### Task objective
For the data below, work out how many lines include the string "Liquidity" and report only the number.

### Records for this exercise
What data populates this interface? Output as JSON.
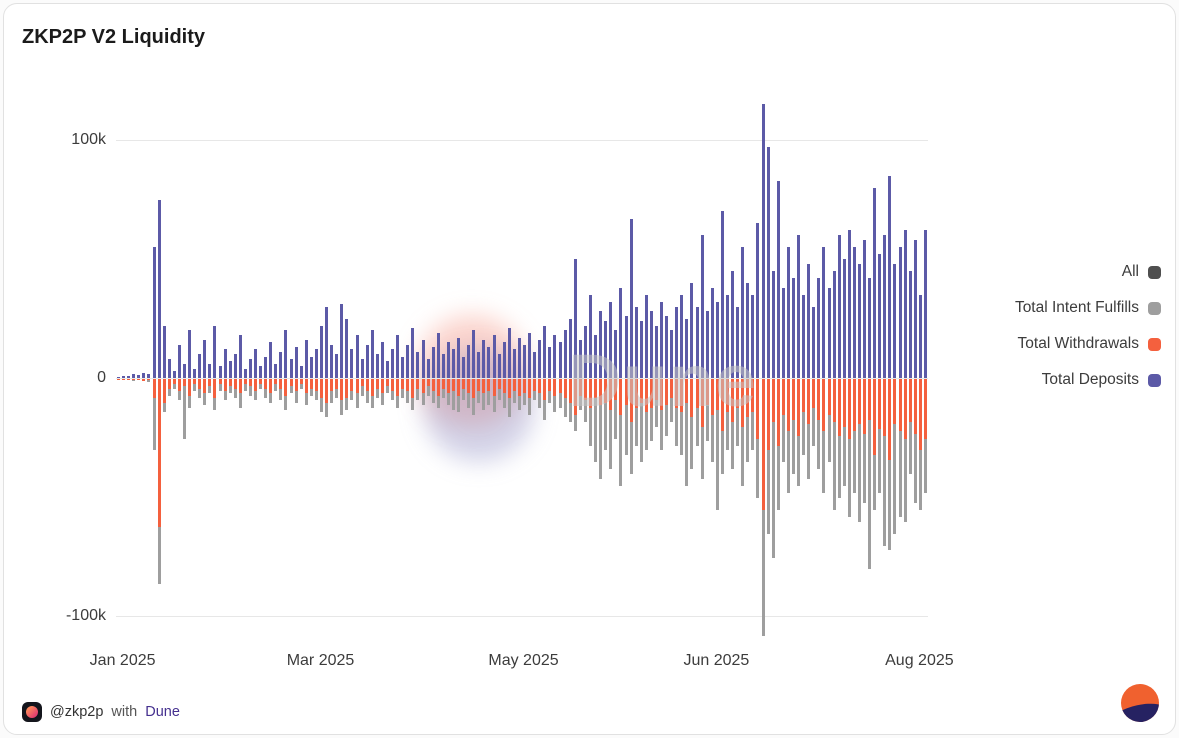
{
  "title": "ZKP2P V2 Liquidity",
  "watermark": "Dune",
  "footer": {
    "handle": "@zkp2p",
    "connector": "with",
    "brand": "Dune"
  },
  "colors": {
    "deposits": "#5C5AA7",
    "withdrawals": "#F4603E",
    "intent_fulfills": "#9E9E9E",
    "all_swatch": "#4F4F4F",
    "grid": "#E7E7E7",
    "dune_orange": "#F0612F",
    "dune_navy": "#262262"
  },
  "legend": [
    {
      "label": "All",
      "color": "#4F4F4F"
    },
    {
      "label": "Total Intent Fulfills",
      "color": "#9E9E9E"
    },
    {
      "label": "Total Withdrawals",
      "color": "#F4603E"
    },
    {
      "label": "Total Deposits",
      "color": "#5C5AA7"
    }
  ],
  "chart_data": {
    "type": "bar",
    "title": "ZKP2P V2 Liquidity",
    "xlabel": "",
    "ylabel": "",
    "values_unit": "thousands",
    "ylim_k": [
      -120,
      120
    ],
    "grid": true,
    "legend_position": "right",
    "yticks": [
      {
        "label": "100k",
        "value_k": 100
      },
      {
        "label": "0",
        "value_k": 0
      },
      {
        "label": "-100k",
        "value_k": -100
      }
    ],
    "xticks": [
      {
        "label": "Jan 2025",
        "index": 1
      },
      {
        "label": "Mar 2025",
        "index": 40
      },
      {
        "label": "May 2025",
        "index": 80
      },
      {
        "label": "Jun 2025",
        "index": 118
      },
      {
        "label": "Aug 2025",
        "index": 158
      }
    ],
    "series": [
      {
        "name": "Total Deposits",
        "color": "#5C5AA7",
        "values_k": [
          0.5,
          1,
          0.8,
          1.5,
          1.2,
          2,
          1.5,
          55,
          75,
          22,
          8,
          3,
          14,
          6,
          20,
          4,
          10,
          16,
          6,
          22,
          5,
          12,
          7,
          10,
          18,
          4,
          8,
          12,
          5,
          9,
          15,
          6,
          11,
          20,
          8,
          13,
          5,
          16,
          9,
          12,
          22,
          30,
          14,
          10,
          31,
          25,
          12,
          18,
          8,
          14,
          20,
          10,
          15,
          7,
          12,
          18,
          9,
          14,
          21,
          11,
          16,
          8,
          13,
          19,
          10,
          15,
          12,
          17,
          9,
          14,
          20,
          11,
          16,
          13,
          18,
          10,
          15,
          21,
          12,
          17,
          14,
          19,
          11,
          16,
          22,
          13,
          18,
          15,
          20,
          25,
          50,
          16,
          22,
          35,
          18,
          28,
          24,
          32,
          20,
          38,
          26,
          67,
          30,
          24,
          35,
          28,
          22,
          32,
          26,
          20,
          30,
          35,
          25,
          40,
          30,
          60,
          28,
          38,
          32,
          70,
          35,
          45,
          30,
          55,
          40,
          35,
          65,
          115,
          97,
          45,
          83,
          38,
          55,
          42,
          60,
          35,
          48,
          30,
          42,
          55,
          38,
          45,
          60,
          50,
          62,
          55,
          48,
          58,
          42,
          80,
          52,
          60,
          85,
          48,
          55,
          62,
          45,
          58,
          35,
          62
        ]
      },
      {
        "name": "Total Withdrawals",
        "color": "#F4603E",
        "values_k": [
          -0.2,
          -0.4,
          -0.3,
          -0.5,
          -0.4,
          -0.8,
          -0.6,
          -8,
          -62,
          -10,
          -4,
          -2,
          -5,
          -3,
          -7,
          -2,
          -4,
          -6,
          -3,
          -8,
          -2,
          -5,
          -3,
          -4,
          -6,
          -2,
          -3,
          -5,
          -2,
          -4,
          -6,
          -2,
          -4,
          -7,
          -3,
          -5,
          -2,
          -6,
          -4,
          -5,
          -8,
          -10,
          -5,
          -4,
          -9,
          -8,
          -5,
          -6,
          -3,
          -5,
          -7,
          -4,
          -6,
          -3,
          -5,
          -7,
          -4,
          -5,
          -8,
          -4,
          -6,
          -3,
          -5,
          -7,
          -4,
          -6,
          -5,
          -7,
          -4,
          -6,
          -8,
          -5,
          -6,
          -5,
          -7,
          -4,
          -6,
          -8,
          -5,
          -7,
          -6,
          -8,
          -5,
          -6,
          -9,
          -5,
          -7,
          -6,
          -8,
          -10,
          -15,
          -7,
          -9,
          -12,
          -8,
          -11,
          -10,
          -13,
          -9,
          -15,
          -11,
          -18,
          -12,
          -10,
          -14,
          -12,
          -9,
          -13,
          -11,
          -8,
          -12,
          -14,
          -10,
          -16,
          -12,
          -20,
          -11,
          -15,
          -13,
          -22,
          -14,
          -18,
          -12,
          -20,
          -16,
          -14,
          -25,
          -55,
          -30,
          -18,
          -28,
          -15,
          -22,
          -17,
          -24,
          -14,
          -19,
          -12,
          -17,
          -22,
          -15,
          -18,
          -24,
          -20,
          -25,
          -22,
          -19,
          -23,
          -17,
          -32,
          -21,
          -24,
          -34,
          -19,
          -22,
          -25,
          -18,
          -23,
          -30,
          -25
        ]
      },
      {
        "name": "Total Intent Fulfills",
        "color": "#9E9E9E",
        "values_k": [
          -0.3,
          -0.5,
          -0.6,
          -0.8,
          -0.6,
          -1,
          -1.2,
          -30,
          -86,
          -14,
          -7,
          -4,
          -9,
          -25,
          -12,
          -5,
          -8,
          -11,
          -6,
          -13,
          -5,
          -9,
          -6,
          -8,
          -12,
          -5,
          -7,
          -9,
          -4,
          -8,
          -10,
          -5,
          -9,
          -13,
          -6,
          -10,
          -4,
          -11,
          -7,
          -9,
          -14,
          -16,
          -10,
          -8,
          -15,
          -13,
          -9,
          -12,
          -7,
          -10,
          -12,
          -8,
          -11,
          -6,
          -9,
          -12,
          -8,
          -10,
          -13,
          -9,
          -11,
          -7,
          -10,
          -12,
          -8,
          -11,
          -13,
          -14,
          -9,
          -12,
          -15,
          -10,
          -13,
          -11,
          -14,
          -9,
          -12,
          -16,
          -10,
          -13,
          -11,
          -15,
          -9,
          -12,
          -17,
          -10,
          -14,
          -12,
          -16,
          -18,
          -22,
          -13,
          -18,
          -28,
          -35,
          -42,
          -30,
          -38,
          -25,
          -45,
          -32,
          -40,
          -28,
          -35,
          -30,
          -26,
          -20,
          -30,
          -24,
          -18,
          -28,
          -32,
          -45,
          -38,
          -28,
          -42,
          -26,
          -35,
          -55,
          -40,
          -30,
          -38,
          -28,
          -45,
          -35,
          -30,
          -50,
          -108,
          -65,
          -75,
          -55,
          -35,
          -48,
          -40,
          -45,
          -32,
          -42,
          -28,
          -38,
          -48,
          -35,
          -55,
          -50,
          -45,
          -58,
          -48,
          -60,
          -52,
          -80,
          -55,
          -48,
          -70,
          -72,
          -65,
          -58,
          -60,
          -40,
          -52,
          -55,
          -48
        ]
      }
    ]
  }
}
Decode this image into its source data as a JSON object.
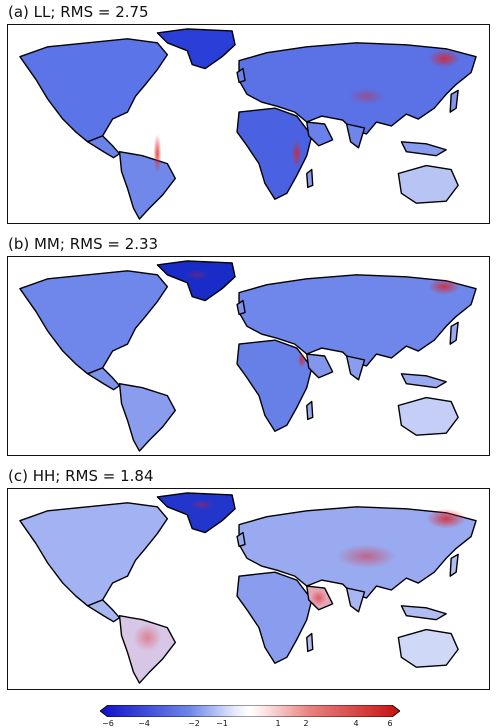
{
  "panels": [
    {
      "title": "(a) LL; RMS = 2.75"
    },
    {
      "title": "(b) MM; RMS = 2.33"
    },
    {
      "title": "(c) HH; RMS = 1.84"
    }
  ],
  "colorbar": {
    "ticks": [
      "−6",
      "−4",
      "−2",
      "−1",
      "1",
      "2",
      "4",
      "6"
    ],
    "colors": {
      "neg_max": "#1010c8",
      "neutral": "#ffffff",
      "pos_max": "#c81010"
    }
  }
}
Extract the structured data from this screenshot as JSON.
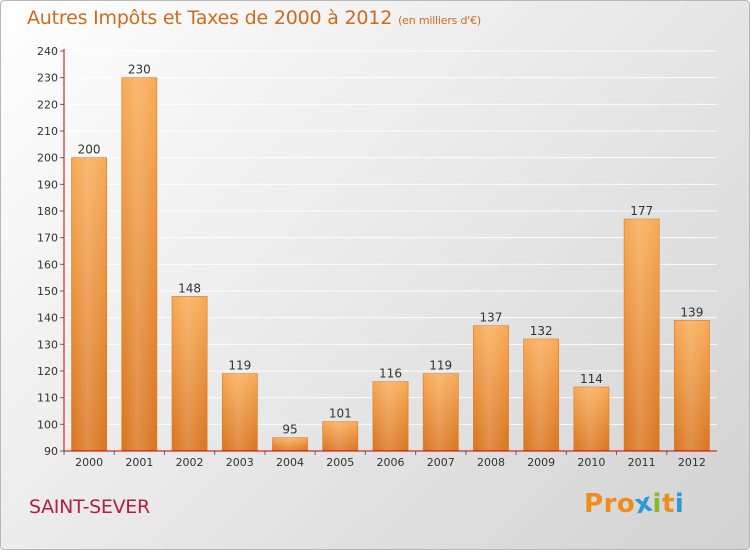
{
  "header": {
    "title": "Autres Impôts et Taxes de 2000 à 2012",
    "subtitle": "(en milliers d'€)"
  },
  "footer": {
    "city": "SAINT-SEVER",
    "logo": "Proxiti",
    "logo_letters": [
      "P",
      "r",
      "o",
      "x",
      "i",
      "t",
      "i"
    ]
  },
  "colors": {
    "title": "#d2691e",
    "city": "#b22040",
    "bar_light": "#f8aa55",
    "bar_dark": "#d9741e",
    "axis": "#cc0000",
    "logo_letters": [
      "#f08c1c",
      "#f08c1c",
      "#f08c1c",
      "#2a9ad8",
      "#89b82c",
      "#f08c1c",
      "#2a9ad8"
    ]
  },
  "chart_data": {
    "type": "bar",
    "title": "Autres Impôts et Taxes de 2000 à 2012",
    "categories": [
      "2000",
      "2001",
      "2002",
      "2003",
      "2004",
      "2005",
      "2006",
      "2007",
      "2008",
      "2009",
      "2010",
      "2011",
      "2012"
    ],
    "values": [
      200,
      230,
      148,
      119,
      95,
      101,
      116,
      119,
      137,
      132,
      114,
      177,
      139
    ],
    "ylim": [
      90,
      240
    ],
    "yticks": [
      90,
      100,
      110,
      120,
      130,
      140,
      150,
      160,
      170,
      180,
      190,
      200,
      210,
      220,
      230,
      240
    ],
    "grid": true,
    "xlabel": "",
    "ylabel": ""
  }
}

### Result
2